(Set problem) Output every line of the material exactly, omitting images.

[START Material for this task]

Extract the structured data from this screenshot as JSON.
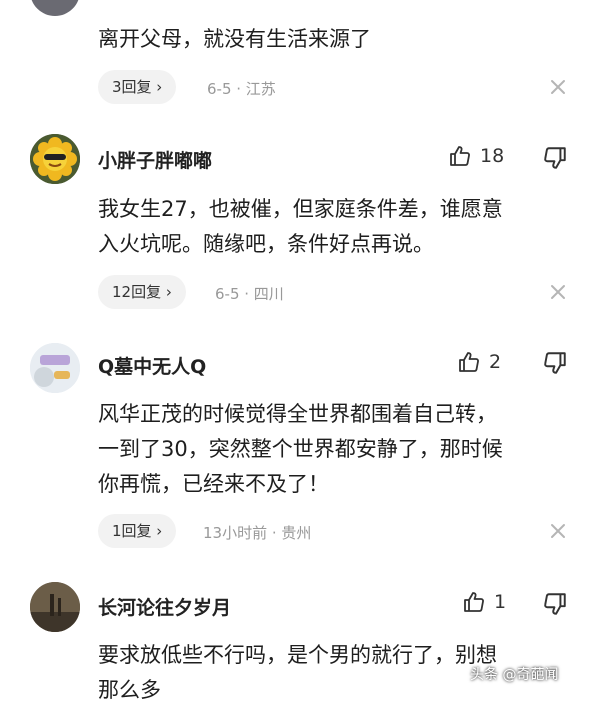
{
  "comments": [
    {
      "text": "离开父母，就没有生活来源了",
      "reply_label": "3回复 ›",
      "meta": "6-5 · 江苏"
    },
    {
      "username": "小胖子胖嘟嘟",
      "likes": "18",
      "text_lines": [
        "我女生27，也被催，但家庭条件差，谁愿意",
        "入火坑呢。随缘吧，条件好点再说。"
      ],
      "reply_label": "12回复 ›",
      "meta": "6-5 · 四川"
    },
    {
      "username": "Q墓中无人Q",
      "likes": "2",
      "text_lines": [
        "风华正茂的时候觉得全世界都围着自己转，",
        "一到了30，突然整个世界都安静了，那时候",
        "你再慌，已经来不及了！"
      ],
      "reply_label": "1回复 ›",
      "meta": "13小时前 · 贵州"
    },
    {
      "username": "长河论往夕岁月",
      "likes": "1",
      "text_lines": [
        "要求放低些不行吗，是个男的就行了，别想",
        "那么多"
      ]
    }
  ],
  "watermark": "头条 @奇葩闻",
  "colors": {
    "pill_bg": "#f2f2f2",
    "meta": "#999999",
    "text": "#1e1e1e"
  }
}
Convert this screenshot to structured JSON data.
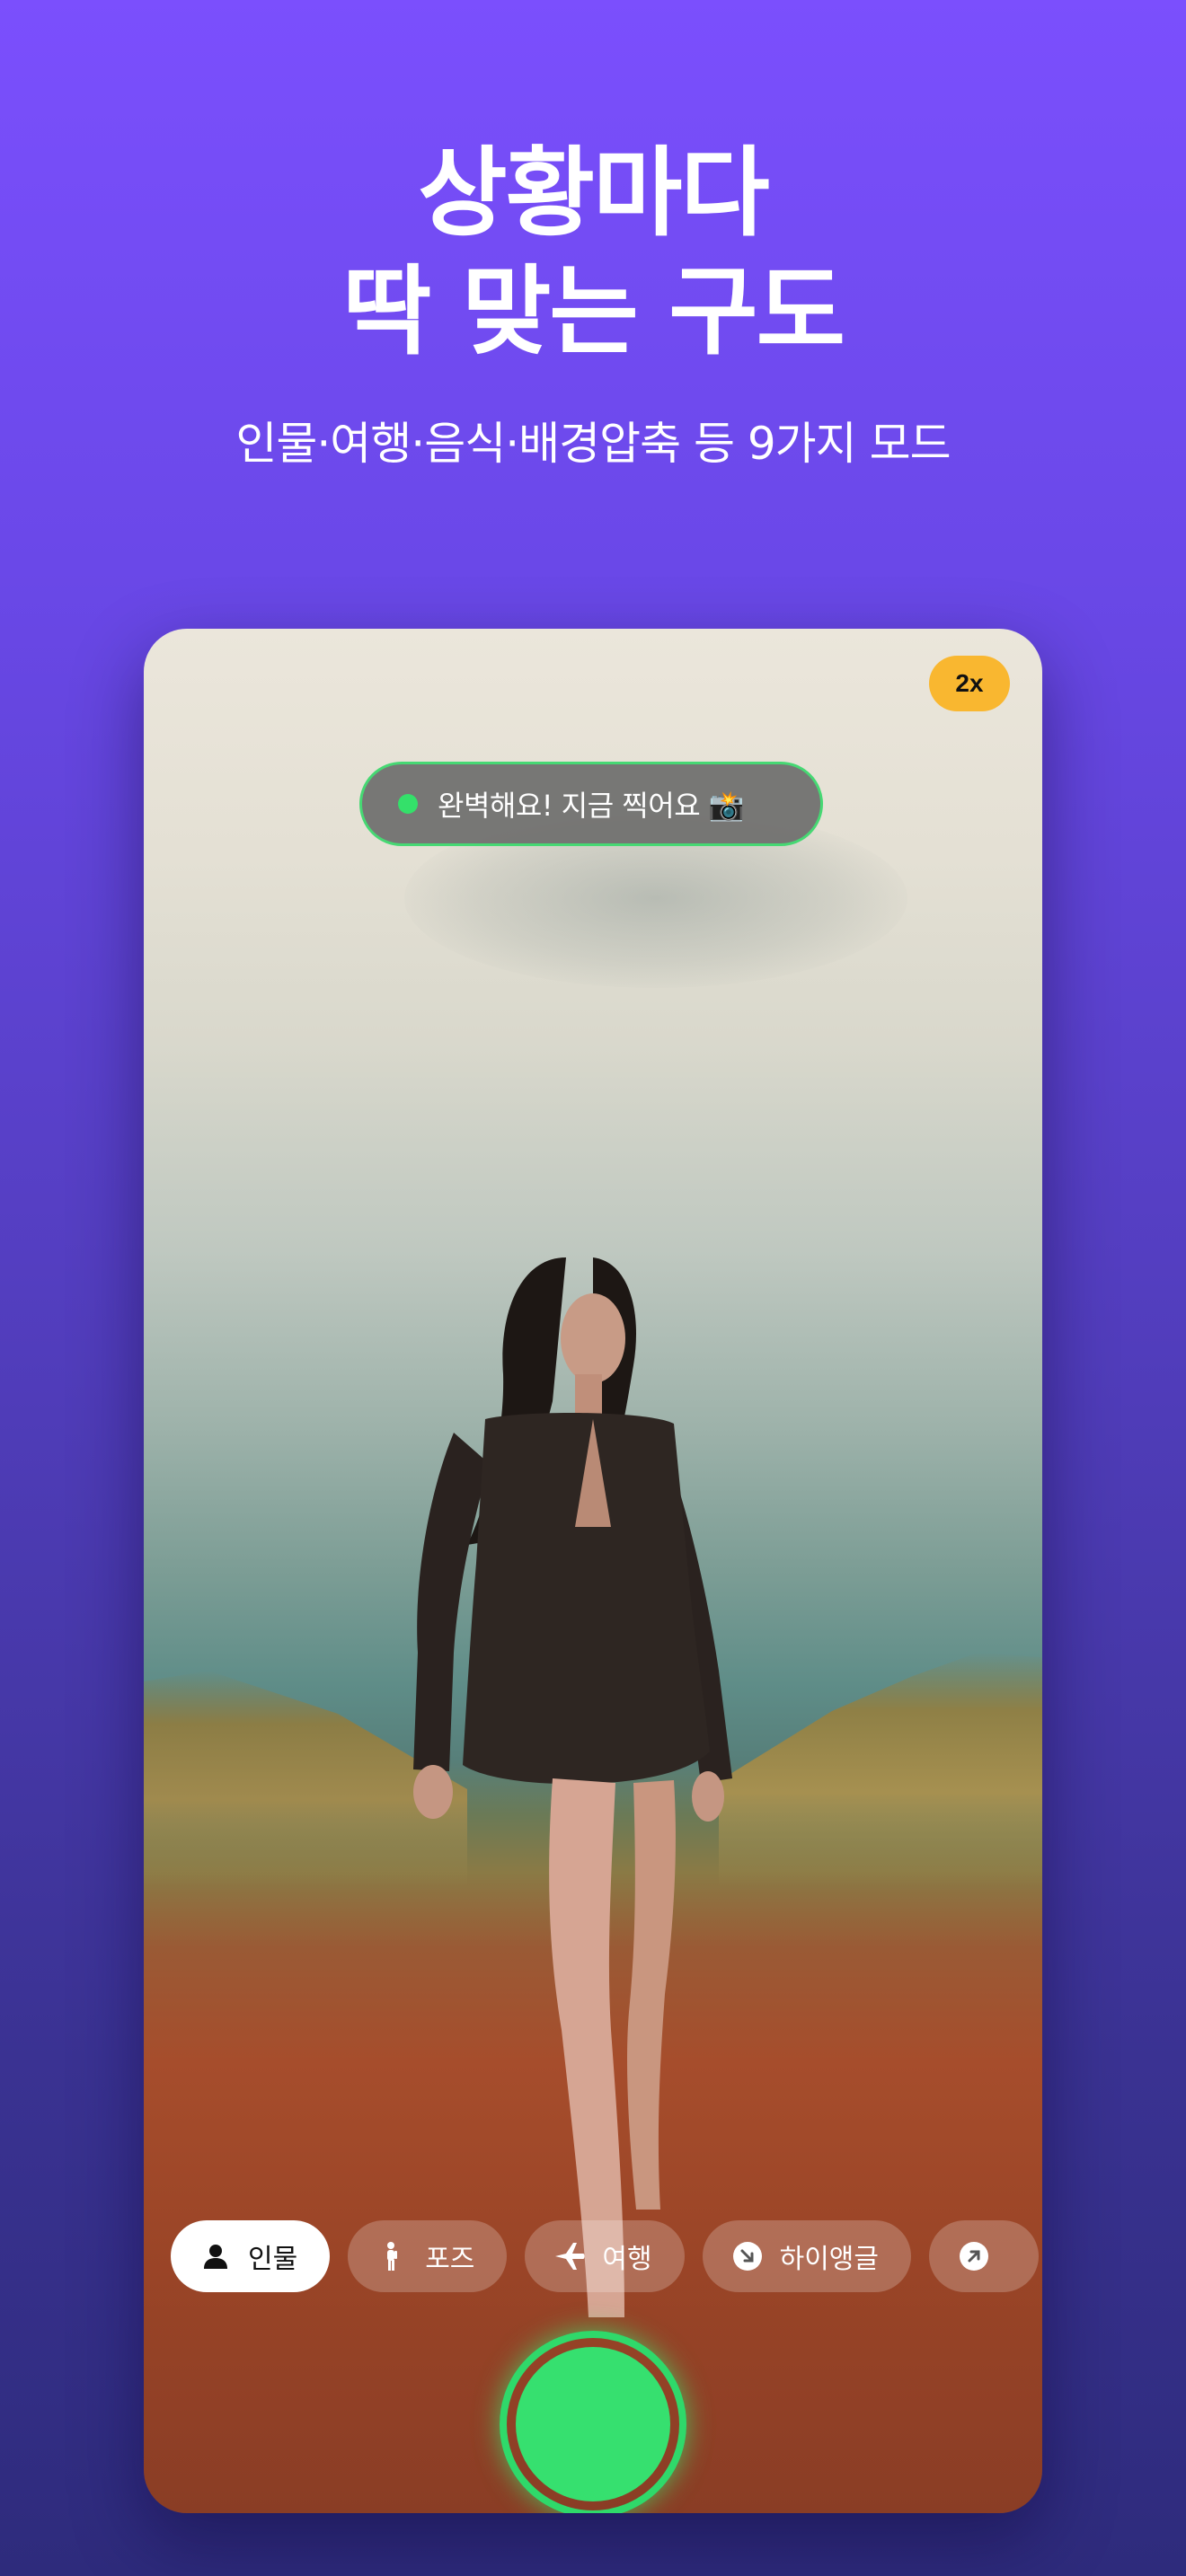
{
  "headline": {
    "line1": "상황마다",
    "line2": "딱 맞는 구도"
  },
  "subtitle": "인물·여행·음식·배경압축 등 9가지 모드",
  "camera": {
    "zoom_label": "2x",
    "status": {
      "text": "완벽해요! 지금 찍어요 📸",
      "color": "#34e06a"
    },
    "modes": [
      {
        "label": "인물",
        "icon": "person-icon",
        "active": true
      },
      {
        "label": "포즈",
        "icon": "pose-icon",
        "active": false
      },
      {
        "label": "여행",
        "icon": "airplane-icon",
        "active": false
      },
      {
        "label": "하이앵글",
        "icon": "arrow-down-right-circle-icon",
        "active": false
      },
      {
        "label": "",
        "icon": "arrow-up-right-circle-icon",
        "active": false
      }
    ],
    "shutter_icon": "shutter-button-icon"
  },
  "colors": {
    "accent_green": "#34e06a",
    "zoom_badge": "#f9b730",
    "background_top": "#7b4ffd",
    "background_bottom": "#2e2b7c"
  }
}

[END Material for this task]

(The completed task)
Extract the structured data from this screenshot as JSON.
{
  "comments": [
    {
      "text": "离开父母，就没有生活来源了",
      "reply_label": "3回复 ›",
      "meta": "6-5 · 江苏"
    },
    {
      "username": "小胖子胖嘟嘟",
      "likes": "18",
      "text_lines": [
        "我女生27，也被催，但家庭条件差，谁愿意",
        "入火坑呢。随缘吧，条件好点再说。"
      ],
      "reply_label": "12回复 ›",
      "meta": "6-5 · 四川"
    },
    {
      "username": "Q墓中无人Q",
      "likes": "2",
      "text_lines": [
        "风华正茂的时候觉得全世界都围着自己转，",
        "一到了30，突然整个世界都安静了，那时候",
        "你再慌，已经来不及了！"
      ],
      "reply_label": "1回复 ›",
      "meta": "13小时前 · 贵州"
    },
    {
      "username": "长河论往夕岁月",
      "likes": "1",
      "text_lines": [
        "要求放低些不行吗，是个男的就行了，别想",
        "那么多"
      ]
    }
  ],
  "watermark": "头条 @奇葩闻",
  "colors": {
    "pill_bg": "#f2f2f2",
    "meta": "#999999",
    "text": "#1e1e1e"
  }
}
Convert this screenshot to structured JSON data.
{
  "headline": {
    "line1": "상황마다",
    "line2": "딱 맞는 구도"
  },
  "subtitle": "인물·여행·음식·배경압축 등 9가지 모드",
  "camera": {
    "zoom_label": "2x",
    "status": {
      "text": "완벽해요! 지금 찍어요 📸",
      "color": "#34e06a"
    },
    "modes": [
      {
        "label": "인물",
        "icon": "person-icon",
        "active": true
      },
      {
        "label": "포즈",
        "icon": "pose-icon",
        "active": false
      },
      {
        "label": "여행",
        "icon": "airplane-icon",
        "active": false
      },
      {
        "label": "하이앵글",
        "icon": "arrow-down-right-circle-icon",
        "active": false
      },
      {
        "label": "",
        "icon": "arrow-up-right-circle-icon",
        "active": false
      }
    ],
    "shutter_icon": "shutter-button-icon"
  },
  "colors": {
    "accent_green": "#34e06a",
    "zoom_badge": "#f9b730",
    "background_top": "#7b4ffd",
    "background_bottom": "#2e2b7c"
  }
}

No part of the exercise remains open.